**Task brief**
Tally the lines that include the word "name" and reply with nothing but the total.
+++
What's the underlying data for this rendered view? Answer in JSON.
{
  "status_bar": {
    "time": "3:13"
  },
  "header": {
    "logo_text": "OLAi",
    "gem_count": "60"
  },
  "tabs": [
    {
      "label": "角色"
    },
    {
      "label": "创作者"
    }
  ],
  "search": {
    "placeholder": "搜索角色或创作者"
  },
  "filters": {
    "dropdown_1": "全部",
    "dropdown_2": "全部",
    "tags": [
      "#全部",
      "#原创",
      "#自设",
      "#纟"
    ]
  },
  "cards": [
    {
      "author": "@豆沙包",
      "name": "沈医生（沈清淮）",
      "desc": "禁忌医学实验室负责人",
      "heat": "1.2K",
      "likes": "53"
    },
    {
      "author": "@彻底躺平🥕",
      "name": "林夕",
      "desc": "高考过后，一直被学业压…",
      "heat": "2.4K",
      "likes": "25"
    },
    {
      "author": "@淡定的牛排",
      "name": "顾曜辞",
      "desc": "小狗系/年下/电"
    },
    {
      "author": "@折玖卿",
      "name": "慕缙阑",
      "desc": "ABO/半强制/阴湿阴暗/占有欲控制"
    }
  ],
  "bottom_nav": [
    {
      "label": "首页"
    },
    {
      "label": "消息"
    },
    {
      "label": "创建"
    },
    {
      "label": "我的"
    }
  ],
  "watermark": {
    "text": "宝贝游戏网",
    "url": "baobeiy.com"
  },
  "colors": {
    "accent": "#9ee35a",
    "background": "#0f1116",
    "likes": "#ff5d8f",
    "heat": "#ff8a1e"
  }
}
+++
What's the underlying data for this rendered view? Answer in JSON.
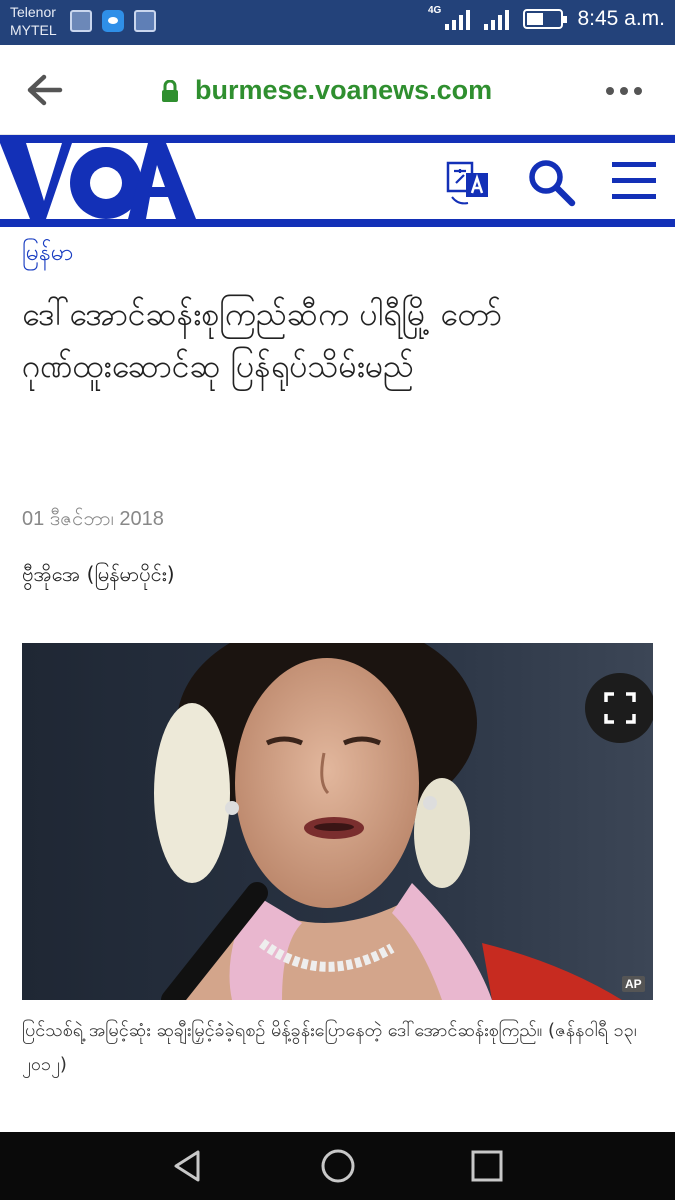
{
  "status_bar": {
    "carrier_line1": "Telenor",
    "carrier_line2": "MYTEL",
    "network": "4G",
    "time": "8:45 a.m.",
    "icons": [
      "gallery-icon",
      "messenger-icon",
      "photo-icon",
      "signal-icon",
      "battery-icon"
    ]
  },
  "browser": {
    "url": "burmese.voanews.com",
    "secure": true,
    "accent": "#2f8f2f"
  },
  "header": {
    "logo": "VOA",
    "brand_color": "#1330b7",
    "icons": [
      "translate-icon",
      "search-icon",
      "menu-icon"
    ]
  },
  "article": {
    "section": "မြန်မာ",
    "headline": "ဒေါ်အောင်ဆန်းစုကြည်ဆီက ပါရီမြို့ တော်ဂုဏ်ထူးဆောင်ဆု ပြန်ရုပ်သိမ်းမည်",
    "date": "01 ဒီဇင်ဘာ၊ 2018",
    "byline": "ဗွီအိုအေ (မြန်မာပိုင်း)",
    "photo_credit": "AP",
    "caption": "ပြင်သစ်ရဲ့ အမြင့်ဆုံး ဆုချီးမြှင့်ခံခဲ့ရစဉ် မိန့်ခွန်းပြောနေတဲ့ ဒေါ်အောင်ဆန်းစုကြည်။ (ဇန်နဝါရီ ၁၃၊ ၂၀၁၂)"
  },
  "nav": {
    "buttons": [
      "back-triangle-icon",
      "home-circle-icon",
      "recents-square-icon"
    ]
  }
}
+++
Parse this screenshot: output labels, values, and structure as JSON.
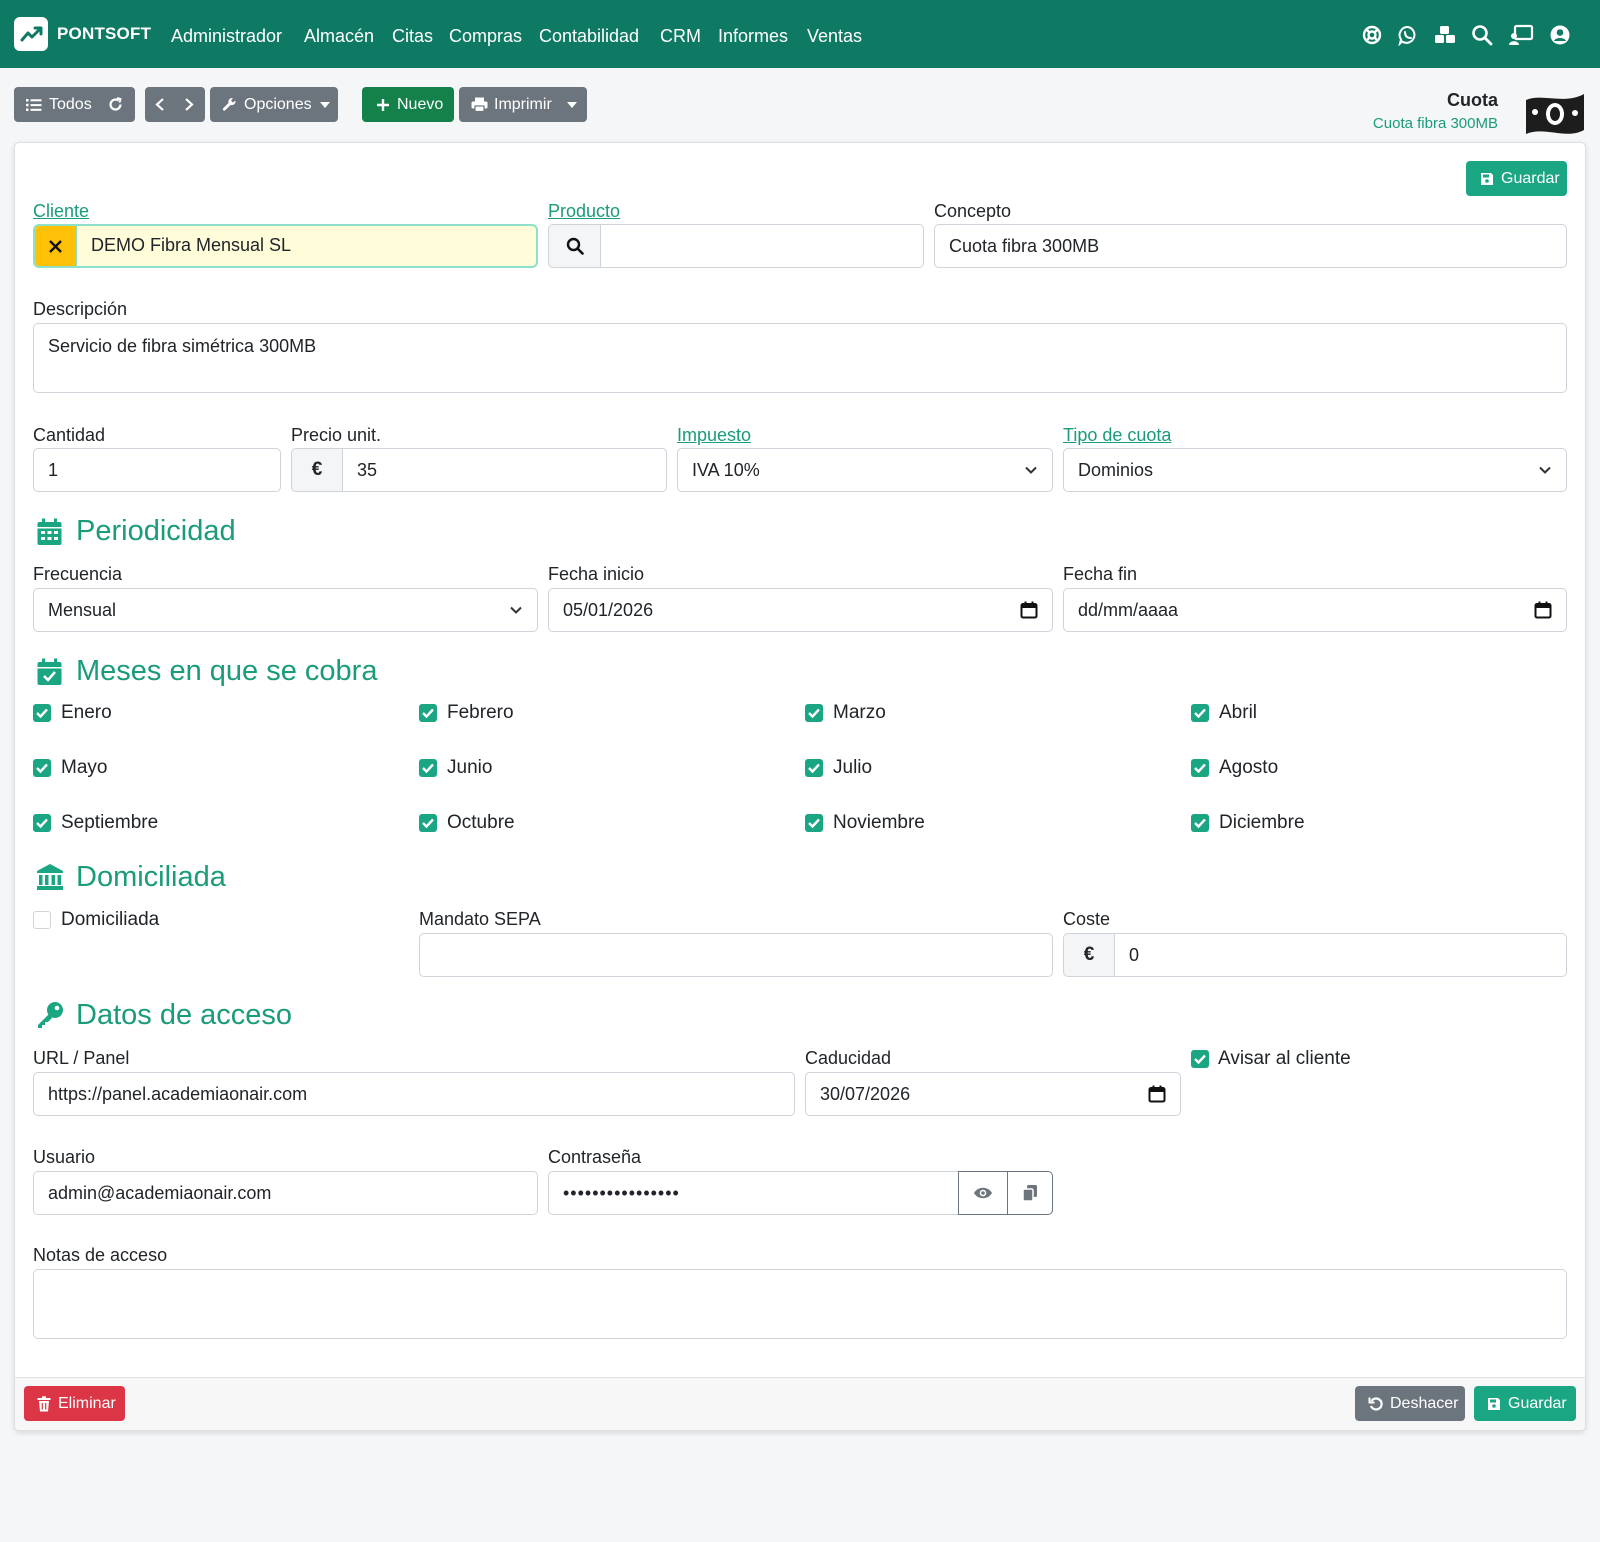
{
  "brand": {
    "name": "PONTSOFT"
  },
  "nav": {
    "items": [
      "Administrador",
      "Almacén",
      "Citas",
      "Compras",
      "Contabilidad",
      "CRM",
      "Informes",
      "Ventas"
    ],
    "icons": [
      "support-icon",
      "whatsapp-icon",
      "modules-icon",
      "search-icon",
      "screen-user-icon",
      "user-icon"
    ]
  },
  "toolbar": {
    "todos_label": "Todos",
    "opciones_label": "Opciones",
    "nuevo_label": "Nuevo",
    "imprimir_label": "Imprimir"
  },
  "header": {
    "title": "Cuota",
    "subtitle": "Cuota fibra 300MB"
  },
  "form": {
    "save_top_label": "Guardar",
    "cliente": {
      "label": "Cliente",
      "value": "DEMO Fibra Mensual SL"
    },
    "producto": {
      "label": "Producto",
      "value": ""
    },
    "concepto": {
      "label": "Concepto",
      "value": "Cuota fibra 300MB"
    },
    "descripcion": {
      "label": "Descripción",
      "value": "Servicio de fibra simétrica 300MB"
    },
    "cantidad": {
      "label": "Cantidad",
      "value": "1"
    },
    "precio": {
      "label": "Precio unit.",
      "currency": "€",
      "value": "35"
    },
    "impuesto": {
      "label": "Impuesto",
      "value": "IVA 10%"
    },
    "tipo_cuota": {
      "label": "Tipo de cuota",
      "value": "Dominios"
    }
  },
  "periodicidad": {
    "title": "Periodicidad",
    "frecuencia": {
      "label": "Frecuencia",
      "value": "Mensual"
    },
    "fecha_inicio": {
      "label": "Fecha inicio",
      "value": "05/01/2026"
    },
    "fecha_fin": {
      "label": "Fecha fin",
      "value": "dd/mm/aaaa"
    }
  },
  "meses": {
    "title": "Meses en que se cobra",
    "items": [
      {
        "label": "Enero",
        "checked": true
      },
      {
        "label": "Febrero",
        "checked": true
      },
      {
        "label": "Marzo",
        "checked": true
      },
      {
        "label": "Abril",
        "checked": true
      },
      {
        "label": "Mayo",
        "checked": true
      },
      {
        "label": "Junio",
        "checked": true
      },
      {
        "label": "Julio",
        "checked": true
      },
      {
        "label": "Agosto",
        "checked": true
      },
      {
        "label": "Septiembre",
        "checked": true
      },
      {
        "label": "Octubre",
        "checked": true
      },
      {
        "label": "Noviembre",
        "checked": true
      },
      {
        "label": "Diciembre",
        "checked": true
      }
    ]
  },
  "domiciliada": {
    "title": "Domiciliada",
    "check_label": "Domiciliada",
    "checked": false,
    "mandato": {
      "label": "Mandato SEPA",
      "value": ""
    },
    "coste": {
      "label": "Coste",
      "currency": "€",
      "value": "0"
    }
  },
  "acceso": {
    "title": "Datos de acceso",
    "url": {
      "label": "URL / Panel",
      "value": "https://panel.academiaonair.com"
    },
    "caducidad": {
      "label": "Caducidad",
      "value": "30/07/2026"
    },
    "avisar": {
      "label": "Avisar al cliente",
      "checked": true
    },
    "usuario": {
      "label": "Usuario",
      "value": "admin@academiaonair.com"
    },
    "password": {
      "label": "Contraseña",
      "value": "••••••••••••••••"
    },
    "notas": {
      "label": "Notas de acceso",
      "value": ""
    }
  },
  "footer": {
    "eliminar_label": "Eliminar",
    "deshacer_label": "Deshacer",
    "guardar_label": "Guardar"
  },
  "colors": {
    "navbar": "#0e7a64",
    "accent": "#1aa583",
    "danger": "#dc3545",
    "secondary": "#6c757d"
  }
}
+++
**Exercise result**
5